» **TASK TO COMPLETE**:
Filter the data for lines with the word "Public", then copy every line so identified.

——————————

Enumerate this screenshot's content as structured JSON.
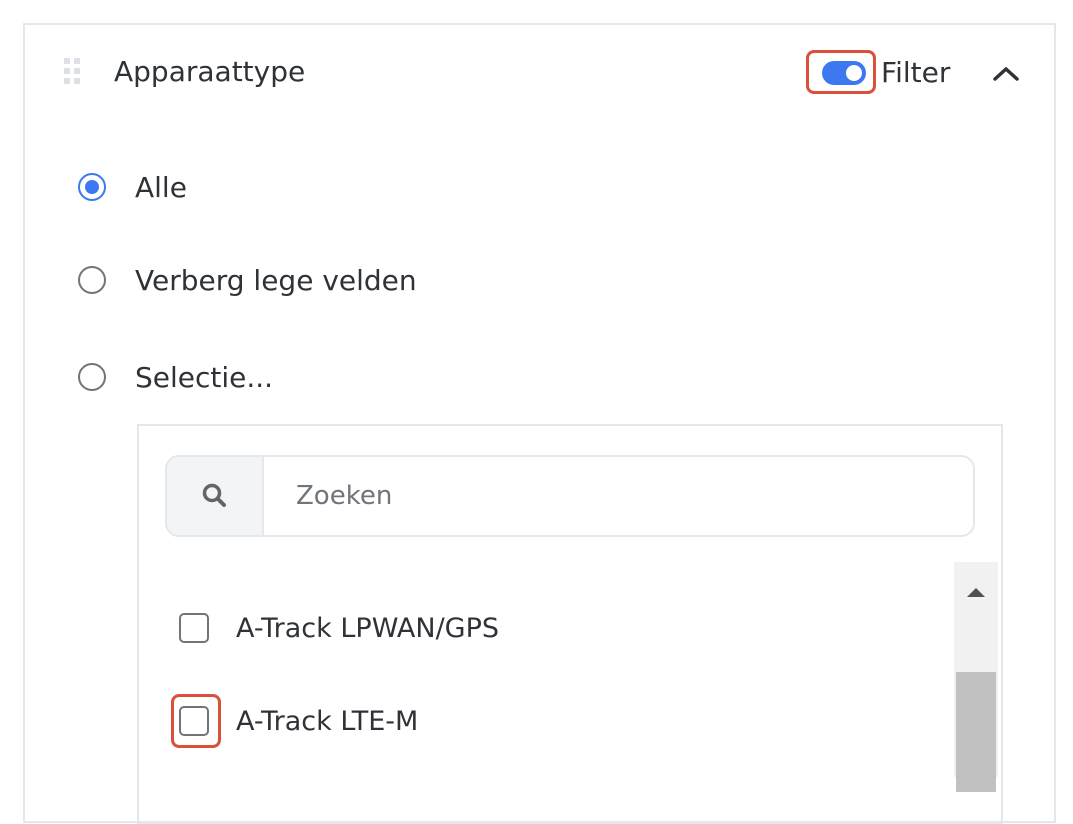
{
  "header": {
    "title": "Apparaattype",
    "filter_label": "Filter",
    "filter_enabled": true
  },
  "radio_options": [
    {
      "label": "Alle",
      "checked": true
    },
    {
      "label": "Verberg lege velden",
      "checked": false
    },
    {
      "label": "Selectie...",
      "checked": false
    }
  ],
  "search": {
    "placeholder": "Zoeken",
    "value": ""
  },
  "device_list": [
    {
      "label": "A-Track LPWAN/GPS",
      "checked": false
    },
    {
      "label": "A-Track LTE-M",
      "checked": false
    }
  ],
  "colors": {
    "accent": "#3d78f0",
    "highlight": "#d9503b",
    "text": "#2f3338",
    "border": "#e4e7eb"
  },
  "icons": {
    "drag": "drag-handle-icon",
    "collapse": "chevron-up-icon",
    "search": "search-icon",
    "scroll_up": "arrow-up-icon"
  }
}
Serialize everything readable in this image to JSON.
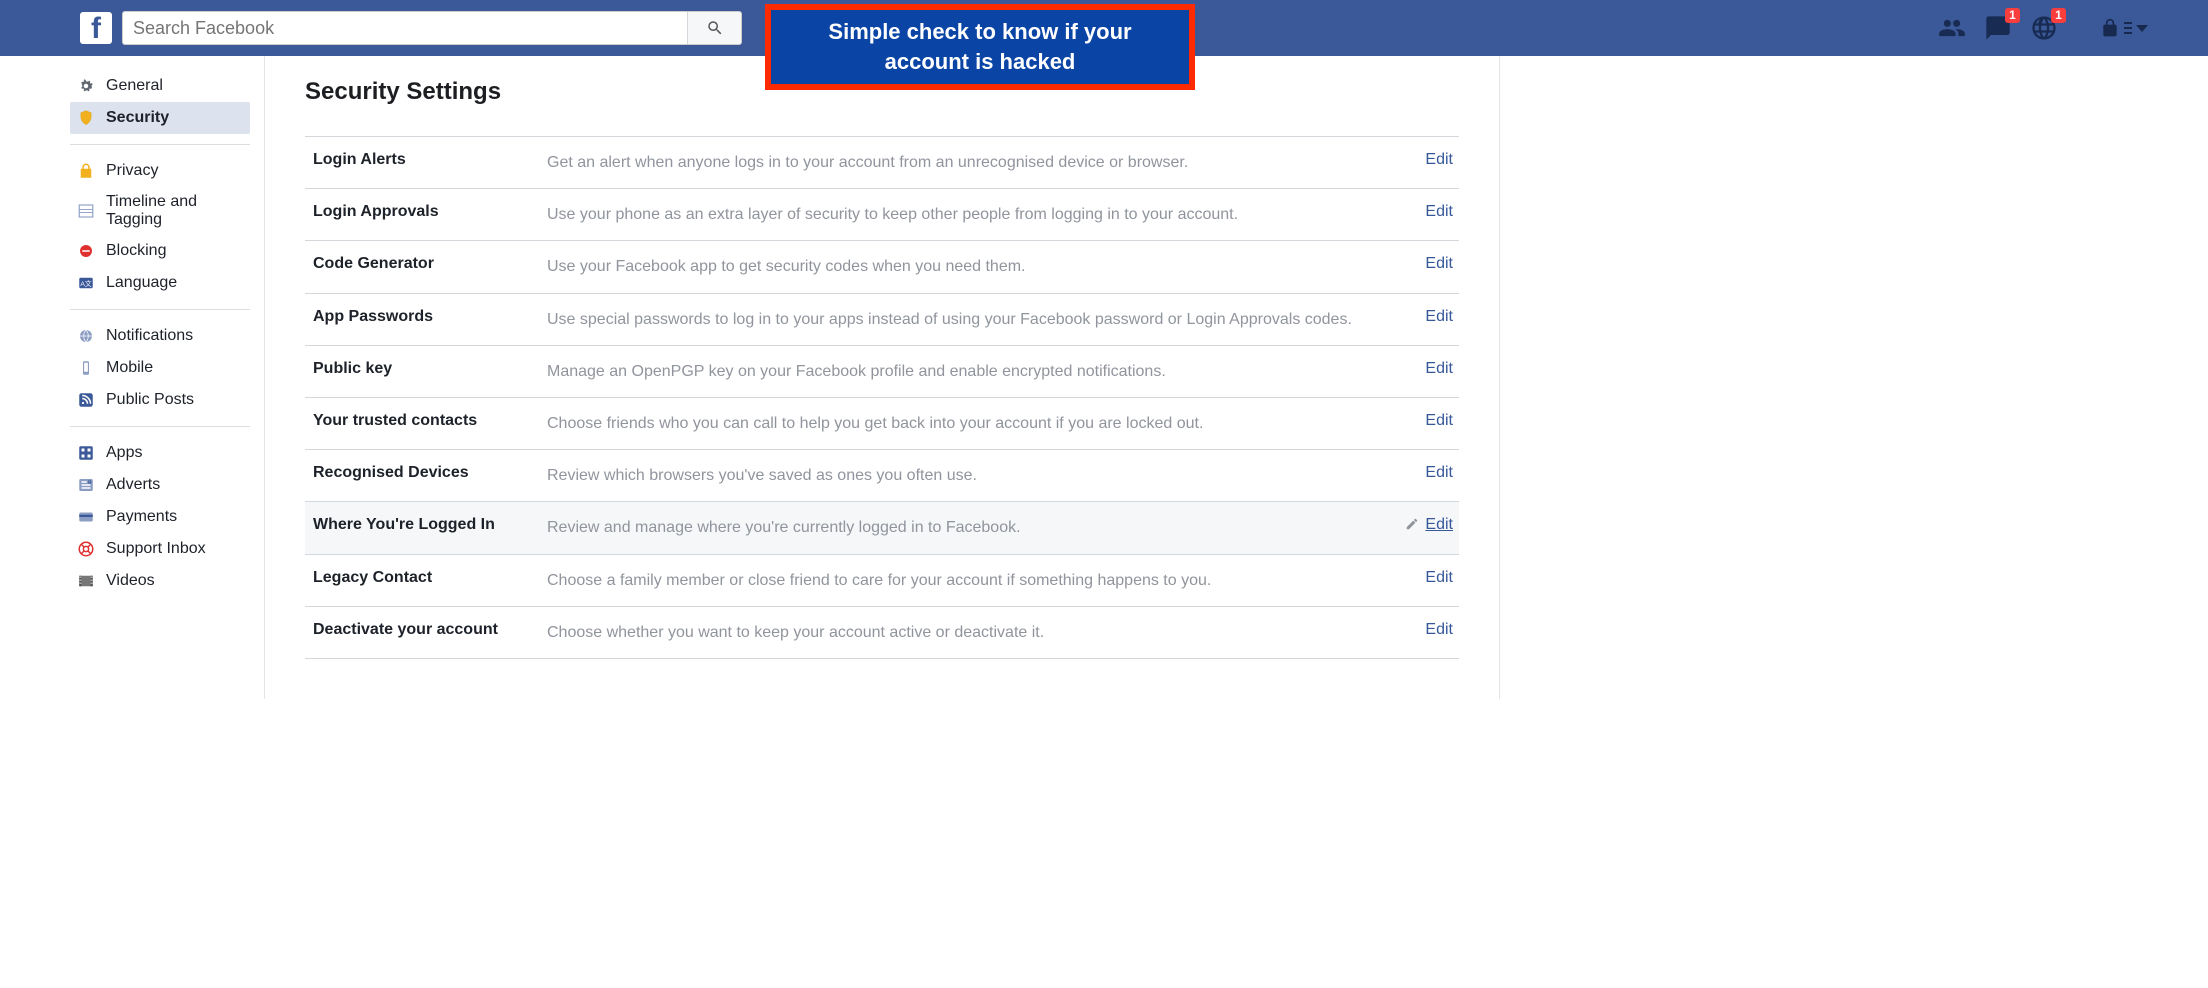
{
  "header": {
    "search_placeholder": "Search Facebook",
    "messages_badge": "1",
    "notifications_badge": "1"
  },
  "callout": {
    "text": "Simple check to know if your account is hacked"
  },
  "sidebar": {
    "groups": [
      [
        {
          "label": "General",
          "icon": "gear",
          "selected": false
        },
        {
          "label": "Security",
          "icon": "shield",
          "selected": true
        }
      ],
      [
        {
          "label": "Privacy",
          "icon": "lock"
        },
        {
          "label": "Timeline and Tagging",
          "icon": "timeline"
        },
        {
          "label": "Blocking",
          "icon": "blocking"
        },
        {
          "label": "Language",
          "icon": "language"
        }
      ],
      [
        {
          "label": "Notifications",
          "icon": "globe"
        },
        {
          "label": "Mobile",
          "icon": "mobile"
        },
        {
          "label": "Public Posts",
          "icon": "rss"
        }
      ],
      [
        {
          "label": "Apps",
          "icon": "apps"
        },
        {
          "label": "Adverts",
          "icon": "adverts"
        },
        {
          "label": "Payments",
          "icon": "payments"
        },
        {
          "label": "Support Inbox",
          "icon": "support"
        },
        {
          "label": "Videos",
          "icon": "videos"
        }
      ]
    ]
  },
  "main": {
    "title": "Security Settings",
    "edit_label": "Edit",
    "rows": [
      {
        "label": "Login Alerts",
        "desc": "Get an alert when anyone logs in to your account from an unrecognised device or browser.",
        "highlight": false,
        "pencil": false
      },
      {
        "label": "Login Approvals",
        "desc": "Use your phone as an extra layer of security to keep other people from logging in to your account.",
        "highlight": false,
        "pencil": false
      },
      {
        "label": "Code Generator",
        "desc": "Use your Facebook app to get security codes when you need them.",
        "highlight": false,
        "pencil": false
      },
      {
        "label": "App Passwords",
        "desc": "Use special passwords to log in to your apps instead of using your Facebook password or Login Approvals codes.",
        "highlight": false,
        "pencil": false
      },
      {
        "label": "Public key",
        "desc": "Manage an OpenPGP key on your Facebook profile and enable encrypted notifications.",
        "highlight": false,
        "pencil": false
      },
      {
        "label": "Your trusted contacts",
        "desc": "Choose friends who you can call to help you get back into your account if you are locked out.",
        "highlight": false,
        "pencil": false
      },
      {
        "label": "Recognised Devices",
        "desc": "Review which browsers you've saved as ones you often use.",
        "highlight": false,
        "pencil": false
      },
      {
        "label": "Where You're Logged In",
        "desc": "Review and manage where you're currently logged in to Facebook.",
        "highlight": true,
        "pencil": true
      },
      {
        "label": "Legacy Contact",
        "desc": "Choose a family member or close friend to care for your account if something happens to you.",
        "highlight": false,
        "pencil": false
      },
      {
        "label": "Deactivate your account",
        "desc": "Choose whether you want to keep your account active or deactivate it.",
        "highlight": false,
        "pencil": false
      }
    ]
  }
}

——————————

» **EXERCISE RESPONSE**:
          "label": "Public Posts",
        "label": "Public key",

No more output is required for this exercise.